* _THE REQUEST_: Every line containing the word "організаційно" needs to be found and copied.

## Begin GIVEN DATA

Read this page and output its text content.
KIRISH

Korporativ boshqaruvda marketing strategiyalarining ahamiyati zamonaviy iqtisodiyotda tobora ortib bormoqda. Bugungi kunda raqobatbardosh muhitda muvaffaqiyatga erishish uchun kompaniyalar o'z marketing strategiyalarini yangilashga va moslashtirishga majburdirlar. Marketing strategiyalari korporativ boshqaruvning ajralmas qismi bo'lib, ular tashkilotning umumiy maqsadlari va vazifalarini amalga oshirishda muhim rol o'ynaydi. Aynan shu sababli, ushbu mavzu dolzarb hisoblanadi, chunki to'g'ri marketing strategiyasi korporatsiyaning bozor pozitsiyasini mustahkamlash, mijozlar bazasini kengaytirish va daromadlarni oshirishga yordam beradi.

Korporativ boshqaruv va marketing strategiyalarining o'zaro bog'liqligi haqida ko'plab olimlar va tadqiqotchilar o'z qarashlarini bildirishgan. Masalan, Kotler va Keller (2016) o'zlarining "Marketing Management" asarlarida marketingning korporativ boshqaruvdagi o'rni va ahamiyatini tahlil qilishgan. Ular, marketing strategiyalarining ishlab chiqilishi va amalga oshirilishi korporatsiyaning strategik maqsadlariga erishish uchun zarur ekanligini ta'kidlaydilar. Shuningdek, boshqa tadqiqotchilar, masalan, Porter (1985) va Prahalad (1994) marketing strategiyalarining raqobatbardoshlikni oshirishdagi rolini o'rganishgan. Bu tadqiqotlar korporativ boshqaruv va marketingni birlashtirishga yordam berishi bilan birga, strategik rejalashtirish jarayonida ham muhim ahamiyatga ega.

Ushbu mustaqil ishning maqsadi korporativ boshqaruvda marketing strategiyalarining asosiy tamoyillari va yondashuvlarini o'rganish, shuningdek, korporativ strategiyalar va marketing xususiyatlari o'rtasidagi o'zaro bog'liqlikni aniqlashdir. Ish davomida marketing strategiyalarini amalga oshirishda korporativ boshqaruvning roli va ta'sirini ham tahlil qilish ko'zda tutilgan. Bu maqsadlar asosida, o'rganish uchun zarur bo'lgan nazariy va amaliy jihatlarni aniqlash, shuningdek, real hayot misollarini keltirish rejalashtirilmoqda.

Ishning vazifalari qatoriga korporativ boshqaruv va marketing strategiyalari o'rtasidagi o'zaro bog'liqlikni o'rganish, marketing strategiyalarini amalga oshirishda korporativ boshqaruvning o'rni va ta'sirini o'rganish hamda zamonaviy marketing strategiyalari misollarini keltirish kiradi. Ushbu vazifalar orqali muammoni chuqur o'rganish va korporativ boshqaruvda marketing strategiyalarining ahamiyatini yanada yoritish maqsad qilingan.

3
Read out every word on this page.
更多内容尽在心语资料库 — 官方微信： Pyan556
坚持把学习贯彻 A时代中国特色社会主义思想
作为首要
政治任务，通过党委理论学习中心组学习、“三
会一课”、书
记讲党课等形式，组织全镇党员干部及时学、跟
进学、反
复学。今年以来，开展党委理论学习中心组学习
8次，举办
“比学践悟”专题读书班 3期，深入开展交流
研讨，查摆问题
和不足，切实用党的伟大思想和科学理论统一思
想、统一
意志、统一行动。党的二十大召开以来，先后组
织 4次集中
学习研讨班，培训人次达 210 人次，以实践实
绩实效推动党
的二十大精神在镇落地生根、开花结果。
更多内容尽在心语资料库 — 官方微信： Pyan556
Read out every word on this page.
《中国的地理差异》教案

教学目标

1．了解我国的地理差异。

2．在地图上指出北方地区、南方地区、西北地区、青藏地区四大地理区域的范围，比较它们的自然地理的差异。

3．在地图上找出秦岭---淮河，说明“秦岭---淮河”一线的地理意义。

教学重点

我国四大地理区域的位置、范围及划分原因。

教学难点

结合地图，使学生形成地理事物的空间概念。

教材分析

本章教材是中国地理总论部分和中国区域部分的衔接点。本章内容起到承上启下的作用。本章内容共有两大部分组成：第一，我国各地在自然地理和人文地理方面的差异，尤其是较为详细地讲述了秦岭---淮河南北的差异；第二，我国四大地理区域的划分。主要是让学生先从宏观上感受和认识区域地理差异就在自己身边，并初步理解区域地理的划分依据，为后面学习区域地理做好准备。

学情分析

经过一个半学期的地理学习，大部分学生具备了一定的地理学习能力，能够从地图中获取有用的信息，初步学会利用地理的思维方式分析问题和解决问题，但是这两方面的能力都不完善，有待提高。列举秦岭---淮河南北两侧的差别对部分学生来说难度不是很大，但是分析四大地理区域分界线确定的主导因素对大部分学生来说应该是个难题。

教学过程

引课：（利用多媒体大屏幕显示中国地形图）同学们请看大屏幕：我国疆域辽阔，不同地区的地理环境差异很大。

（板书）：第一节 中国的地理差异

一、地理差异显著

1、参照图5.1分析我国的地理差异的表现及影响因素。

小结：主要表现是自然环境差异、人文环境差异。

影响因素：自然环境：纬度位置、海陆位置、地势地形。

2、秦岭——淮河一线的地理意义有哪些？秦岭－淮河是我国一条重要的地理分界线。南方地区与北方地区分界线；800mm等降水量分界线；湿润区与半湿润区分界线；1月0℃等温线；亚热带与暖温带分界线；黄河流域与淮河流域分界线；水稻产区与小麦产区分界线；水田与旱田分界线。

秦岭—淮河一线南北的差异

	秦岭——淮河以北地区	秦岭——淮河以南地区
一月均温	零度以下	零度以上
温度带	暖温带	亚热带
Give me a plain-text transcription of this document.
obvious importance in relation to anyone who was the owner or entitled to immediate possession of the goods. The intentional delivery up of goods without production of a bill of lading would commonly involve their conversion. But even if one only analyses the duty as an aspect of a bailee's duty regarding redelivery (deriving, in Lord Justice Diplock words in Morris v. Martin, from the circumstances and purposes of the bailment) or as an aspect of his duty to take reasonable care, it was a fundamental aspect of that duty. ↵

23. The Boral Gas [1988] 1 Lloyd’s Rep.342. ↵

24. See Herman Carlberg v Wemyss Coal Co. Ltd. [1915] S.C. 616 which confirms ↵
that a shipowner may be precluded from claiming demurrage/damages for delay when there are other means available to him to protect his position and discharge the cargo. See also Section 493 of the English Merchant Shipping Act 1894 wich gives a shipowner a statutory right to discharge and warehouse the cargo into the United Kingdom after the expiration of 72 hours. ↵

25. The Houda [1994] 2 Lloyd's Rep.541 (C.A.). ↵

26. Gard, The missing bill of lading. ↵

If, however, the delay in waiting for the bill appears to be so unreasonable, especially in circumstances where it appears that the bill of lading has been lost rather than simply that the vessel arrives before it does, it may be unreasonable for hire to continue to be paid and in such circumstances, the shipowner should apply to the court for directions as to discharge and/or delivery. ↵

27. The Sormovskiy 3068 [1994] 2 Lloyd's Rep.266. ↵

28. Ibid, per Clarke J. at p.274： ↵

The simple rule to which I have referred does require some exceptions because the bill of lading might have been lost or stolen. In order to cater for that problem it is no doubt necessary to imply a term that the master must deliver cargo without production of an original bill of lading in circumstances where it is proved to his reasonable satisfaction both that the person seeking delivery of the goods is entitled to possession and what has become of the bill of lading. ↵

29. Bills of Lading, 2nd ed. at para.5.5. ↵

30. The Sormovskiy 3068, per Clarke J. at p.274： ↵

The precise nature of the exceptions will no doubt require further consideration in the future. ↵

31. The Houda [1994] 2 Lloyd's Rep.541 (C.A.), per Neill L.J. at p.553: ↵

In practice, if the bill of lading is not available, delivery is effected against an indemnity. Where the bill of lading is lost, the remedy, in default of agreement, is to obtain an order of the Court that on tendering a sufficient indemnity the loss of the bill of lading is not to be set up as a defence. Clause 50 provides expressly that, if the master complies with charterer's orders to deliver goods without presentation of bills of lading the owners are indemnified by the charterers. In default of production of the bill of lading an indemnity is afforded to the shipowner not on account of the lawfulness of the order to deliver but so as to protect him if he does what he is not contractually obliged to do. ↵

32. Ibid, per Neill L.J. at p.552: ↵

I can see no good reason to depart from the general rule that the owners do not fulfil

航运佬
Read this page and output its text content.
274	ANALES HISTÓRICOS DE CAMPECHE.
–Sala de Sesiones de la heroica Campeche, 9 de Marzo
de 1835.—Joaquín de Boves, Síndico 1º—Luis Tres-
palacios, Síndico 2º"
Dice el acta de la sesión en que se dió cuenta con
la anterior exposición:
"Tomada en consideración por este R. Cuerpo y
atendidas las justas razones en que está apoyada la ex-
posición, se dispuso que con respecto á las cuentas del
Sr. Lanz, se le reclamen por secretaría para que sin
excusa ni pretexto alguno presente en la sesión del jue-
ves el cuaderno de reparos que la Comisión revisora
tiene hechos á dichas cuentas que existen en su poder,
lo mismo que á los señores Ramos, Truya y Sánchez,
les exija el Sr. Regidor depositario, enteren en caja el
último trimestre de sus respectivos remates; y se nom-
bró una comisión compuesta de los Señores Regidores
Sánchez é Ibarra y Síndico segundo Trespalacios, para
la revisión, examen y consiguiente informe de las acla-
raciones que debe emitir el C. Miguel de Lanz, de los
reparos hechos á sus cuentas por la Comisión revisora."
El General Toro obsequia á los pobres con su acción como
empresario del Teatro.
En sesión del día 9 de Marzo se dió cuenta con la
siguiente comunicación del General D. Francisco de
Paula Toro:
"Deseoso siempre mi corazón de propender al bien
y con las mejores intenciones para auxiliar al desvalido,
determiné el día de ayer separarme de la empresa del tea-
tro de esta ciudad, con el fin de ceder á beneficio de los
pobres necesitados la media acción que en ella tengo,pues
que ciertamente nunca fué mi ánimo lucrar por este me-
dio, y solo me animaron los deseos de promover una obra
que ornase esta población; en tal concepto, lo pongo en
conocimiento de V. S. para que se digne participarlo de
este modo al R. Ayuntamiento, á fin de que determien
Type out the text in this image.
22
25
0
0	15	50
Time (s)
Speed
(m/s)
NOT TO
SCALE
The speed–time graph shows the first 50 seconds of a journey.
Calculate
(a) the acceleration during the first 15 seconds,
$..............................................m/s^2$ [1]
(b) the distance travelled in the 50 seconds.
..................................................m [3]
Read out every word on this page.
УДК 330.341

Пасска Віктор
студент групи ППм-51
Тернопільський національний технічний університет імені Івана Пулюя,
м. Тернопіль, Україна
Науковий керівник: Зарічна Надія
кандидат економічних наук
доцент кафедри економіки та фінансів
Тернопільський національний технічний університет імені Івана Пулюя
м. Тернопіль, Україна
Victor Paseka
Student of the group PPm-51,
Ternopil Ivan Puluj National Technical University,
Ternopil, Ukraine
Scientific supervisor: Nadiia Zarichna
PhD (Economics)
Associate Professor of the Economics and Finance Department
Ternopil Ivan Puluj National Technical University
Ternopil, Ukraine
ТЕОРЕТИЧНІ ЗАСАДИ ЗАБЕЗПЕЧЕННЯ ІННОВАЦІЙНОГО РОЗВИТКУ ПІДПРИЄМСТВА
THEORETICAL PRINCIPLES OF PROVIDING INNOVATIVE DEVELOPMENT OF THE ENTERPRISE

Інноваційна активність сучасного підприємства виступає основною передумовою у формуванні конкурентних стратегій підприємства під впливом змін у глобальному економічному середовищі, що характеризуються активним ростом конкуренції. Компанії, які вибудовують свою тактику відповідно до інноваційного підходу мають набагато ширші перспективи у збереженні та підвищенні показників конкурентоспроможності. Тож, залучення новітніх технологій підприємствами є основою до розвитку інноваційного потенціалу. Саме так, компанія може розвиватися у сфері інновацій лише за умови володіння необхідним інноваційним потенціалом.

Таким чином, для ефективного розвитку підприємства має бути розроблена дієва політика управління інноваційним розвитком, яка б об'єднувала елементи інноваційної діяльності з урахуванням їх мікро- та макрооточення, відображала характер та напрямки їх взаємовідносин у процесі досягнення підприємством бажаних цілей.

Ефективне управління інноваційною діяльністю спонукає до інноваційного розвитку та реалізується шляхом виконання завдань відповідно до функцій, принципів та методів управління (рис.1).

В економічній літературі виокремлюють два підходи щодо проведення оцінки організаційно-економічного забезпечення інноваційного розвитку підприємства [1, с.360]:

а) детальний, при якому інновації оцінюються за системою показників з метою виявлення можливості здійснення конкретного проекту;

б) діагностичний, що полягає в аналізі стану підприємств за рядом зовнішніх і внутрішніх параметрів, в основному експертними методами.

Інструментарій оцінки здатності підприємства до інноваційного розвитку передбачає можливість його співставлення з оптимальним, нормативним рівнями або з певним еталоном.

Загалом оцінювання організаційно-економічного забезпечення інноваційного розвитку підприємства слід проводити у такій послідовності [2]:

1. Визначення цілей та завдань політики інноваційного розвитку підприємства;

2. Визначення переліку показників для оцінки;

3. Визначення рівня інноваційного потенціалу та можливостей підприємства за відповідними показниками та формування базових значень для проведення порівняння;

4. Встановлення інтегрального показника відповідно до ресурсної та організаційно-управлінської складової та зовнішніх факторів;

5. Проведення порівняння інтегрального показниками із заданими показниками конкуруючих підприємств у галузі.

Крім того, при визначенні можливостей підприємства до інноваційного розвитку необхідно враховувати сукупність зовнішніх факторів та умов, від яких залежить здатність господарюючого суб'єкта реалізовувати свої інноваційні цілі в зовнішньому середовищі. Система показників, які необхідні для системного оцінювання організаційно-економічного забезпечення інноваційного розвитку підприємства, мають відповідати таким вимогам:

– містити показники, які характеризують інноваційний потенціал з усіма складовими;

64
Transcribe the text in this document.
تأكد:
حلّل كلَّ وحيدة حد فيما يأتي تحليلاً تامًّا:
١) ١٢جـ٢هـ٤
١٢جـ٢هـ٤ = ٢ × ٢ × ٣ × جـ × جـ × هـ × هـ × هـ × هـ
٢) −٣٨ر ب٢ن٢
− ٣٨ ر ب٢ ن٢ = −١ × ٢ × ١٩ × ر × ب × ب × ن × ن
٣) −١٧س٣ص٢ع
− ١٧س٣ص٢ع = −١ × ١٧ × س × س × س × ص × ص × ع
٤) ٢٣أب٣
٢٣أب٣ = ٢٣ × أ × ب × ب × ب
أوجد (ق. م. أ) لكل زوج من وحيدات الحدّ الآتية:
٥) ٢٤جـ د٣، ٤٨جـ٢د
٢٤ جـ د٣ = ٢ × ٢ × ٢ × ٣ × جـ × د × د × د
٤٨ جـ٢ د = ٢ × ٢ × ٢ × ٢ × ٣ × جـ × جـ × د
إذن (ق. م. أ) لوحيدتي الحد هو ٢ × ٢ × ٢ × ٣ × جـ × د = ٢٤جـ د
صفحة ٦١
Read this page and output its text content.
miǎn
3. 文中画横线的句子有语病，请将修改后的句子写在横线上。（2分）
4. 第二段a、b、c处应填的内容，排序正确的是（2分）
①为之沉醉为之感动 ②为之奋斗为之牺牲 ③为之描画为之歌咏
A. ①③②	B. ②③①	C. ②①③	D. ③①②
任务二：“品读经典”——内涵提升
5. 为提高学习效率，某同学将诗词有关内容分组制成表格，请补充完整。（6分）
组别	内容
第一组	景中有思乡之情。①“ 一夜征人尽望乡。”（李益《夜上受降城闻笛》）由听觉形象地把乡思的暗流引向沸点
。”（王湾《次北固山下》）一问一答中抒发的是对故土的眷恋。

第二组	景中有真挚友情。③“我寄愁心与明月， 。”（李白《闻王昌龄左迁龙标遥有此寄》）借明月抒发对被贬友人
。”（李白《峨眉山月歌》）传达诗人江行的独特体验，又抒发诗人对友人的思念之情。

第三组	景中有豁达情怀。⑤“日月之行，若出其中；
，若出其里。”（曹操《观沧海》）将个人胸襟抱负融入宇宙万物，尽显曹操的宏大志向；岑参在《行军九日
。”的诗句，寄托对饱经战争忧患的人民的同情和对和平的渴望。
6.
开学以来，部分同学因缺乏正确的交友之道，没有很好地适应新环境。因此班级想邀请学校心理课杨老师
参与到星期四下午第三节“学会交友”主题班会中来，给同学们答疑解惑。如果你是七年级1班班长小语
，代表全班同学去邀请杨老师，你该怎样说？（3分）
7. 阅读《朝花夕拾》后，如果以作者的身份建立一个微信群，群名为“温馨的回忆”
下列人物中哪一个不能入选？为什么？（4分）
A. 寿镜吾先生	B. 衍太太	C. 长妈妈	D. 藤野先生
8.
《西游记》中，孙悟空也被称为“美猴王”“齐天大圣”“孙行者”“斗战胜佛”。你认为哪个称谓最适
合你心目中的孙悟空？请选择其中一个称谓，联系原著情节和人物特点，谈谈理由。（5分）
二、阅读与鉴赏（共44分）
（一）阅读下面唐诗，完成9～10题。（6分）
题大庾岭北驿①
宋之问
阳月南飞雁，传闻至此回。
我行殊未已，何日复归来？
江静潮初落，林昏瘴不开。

## End GIVEN DATA

* _SOLUTION FOR THIS PROBLEM_:
В економічній літературі виокремлюють два підходи щодо проведення оцінки організаційно-економічного забезпечення інноваційного розвитку підприємства [1, с.360]:
Загалом оцінювання організаційно-економічного забезпечення інноваційного розвитку підприємства слід проводити у такій послідовності [2]:
4. Встановлення інтегрального показника відповідно до ресурсної та організаційно-управлінської складової та зовнішніх факторів;
Крім того, при визначенні можливостей підприємства до інноваційного розвитку необхідно враховувати сукупність зовнішніх факторів та умов, від яких залежить здатність господарюючого суб'єкта реалізовувати свої інноваційні цілі в зовнішньому середовищі. Система показників, які необхідні для системного оцінювання організаційно-економічного забезпечення інноваційного розвитку підприємства, мають відповідати таким вимогам:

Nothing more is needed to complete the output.